**INSTRUCTIONS TO FOLLOW**
All lines holding the string "this" are to be shown.

**WORKING DATA**
— START —

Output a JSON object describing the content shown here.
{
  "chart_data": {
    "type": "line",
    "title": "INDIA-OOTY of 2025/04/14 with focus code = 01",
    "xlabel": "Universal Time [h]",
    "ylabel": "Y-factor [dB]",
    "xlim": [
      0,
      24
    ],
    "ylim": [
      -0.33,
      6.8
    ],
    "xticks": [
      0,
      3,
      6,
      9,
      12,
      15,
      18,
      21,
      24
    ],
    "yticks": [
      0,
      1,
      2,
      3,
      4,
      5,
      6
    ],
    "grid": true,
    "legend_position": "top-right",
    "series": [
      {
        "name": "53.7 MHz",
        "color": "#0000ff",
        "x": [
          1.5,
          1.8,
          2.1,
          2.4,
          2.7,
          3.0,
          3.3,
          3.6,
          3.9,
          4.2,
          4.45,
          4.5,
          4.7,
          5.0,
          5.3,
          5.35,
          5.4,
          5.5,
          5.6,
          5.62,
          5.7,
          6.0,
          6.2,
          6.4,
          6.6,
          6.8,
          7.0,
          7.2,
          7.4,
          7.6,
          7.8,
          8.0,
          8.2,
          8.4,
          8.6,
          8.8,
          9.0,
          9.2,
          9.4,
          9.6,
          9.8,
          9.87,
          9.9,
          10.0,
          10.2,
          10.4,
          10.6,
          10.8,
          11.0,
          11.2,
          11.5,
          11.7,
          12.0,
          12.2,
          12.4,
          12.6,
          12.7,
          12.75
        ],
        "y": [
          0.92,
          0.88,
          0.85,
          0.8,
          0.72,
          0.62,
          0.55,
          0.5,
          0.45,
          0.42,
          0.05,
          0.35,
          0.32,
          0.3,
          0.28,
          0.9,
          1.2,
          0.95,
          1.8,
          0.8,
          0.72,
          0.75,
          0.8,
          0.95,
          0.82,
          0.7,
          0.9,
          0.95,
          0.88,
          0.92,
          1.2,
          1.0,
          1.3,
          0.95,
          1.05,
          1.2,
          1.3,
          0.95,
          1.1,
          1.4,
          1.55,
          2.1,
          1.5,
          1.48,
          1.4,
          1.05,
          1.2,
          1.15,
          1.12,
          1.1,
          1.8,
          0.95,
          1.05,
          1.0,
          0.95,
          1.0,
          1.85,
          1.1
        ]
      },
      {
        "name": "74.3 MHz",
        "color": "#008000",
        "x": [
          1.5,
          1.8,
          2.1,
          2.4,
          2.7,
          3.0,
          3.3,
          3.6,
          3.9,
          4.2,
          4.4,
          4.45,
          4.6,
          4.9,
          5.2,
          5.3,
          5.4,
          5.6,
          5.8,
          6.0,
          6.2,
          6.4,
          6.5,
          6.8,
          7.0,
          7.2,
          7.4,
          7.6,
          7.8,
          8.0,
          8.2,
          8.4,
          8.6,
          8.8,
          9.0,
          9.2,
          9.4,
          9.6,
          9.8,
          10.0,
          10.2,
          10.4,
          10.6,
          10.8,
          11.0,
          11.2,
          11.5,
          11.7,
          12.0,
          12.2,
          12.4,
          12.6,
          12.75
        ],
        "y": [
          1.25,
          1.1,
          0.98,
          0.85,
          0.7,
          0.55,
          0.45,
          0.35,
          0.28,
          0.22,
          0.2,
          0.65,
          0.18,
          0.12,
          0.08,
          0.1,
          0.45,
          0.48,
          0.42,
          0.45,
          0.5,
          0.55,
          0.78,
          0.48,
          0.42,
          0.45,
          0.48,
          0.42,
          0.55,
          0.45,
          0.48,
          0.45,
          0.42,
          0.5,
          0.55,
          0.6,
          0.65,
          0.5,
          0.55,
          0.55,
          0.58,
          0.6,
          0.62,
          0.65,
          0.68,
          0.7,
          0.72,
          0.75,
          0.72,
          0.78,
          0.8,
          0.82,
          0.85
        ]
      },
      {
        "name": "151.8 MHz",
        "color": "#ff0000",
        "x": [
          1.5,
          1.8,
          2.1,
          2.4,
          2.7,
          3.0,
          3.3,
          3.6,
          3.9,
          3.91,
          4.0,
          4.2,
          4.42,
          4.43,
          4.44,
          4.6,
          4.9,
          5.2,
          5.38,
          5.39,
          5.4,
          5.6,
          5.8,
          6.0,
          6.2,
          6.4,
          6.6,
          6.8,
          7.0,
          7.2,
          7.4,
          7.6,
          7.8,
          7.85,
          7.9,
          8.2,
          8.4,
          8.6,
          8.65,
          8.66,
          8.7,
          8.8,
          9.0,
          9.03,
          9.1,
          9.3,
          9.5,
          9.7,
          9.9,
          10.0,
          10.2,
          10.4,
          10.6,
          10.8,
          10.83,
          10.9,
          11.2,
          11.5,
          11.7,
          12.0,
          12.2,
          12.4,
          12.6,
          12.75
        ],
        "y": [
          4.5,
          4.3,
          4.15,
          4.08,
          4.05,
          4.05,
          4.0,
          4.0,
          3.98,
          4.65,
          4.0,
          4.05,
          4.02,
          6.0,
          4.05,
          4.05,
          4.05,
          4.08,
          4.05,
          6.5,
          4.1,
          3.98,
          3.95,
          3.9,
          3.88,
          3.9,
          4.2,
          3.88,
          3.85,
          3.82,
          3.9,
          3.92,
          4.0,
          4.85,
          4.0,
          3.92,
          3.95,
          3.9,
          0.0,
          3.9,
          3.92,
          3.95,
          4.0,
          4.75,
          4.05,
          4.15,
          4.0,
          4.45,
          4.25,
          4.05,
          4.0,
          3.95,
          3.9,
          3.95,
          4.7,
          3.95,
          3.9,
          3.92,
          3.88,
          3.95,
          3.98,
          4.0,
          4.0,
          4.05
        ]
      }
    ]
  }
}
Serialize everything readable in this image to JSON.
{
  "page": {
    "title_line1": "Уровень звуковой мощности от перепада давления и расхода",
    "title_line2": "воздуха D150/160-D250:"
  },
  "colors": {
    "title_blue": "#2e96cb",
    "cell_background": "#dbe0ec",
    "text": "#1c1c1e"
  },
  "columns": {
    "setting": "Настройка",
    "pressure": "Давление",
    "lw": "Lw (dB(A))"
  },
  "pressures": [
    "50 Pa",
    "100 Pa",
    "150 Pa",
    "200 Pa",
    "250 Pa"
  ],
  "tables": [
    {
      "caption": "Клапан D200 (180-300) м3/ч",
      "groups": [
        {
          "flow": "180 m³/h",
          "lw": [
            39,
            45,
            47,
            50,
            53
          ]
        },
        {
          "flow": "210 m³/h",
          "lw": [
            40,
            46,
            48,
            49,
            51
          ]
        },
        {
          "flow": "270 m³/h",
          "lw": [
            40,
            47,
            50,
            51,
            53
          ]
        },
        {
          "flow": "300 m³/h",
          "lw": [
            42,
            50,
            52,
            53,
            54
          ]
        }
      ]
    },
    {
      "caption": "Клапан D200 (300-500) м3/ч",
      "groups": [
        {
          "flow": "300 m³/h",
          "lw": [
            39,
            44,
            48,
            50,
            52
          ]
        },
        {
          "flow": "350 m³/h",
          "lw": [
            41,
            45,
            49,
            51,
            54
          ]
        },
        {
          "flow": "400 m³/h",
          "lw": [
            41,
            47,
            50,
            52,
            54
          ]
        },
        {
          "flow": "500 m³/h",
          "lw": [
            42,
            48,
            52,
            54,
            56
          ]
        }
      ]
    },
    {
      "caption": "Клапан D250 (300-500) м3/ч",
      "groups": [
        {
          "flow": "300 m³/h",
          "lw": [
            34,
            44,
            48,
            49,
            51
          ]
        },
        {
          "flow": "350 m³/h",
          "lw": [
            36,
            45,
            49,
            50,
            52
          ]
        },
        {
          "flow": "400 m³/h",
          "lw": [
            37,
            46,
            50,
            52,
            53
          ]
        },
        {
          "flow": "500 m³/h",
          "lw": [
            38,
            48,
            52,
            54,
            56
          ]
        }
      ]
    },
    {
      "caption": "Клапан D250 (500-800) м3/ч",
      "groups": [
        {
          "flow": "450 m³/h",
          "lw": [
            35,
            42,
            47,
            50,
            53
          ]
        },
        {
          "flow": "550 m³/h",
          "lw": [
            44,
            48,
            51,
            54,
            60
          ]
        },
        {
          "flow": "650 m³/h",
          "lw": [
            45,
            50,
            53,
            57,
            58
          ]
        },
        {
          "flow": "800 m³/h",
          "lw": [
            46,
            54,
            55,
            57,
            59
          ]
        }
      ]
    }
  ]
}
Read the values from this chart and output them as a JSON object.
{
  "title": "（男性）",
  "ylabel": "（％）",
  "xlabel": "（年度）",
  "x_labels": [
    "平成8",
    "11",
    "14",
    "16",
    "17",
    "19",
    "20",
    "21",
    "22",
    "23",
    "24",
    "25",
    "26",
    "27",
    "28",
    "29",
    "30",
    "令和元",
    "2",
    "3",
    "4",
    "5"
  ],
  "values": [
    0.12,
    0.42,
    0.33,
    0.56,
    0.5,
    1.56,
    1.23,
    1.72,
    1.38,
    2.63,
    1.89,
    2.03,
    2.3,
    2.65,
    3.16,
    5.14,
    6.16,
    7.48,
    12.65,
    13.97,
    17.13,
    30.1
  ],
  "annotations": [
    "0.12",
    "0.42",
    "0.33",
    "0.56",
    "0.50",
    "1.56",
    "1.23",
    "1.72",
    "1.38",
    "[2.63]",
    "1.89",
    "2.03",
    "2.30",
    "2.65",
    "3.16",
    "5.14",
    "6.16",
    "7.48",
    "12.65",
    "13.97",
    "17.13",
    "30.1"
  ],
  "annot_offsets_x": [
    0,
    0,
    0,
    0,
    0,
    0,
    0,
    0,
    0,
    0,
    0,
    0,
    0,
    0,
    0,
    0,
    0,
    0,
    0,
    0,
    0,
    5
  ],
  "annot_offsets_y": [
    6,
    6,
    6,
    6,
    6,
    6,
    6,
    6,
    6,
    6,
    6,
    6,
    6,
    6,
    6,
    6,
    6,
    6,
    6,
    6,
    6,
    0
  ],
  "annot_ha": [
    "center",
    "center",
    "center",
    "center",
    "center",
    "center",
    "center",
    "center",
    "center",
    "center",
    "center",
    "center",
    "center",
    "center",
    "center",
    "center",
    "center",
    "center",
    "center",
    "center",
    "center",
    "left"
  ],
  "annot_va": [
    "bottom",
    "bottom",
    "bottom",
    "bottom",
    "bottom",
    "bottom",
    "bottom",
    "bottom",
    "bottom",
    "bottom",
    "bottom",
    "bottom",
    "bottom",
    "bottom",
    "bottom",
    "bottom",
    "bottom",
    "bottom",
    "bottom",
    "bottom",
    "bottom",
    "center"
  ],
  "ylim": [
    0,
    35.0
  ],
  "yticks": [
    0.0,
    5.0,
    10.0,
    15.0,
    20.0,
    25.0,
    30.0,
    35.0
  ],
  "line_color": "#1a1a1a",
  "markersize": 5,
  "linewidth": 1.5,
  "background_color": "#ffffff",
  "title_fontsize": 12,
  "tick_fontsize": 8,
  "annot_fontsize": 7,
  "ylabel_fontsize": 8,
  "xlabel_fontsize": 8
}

— END —

**EXERCISE RESPONSE**
Serialize everything readable in this image to JSON.
Read the values from this chart and output them as a JSON object.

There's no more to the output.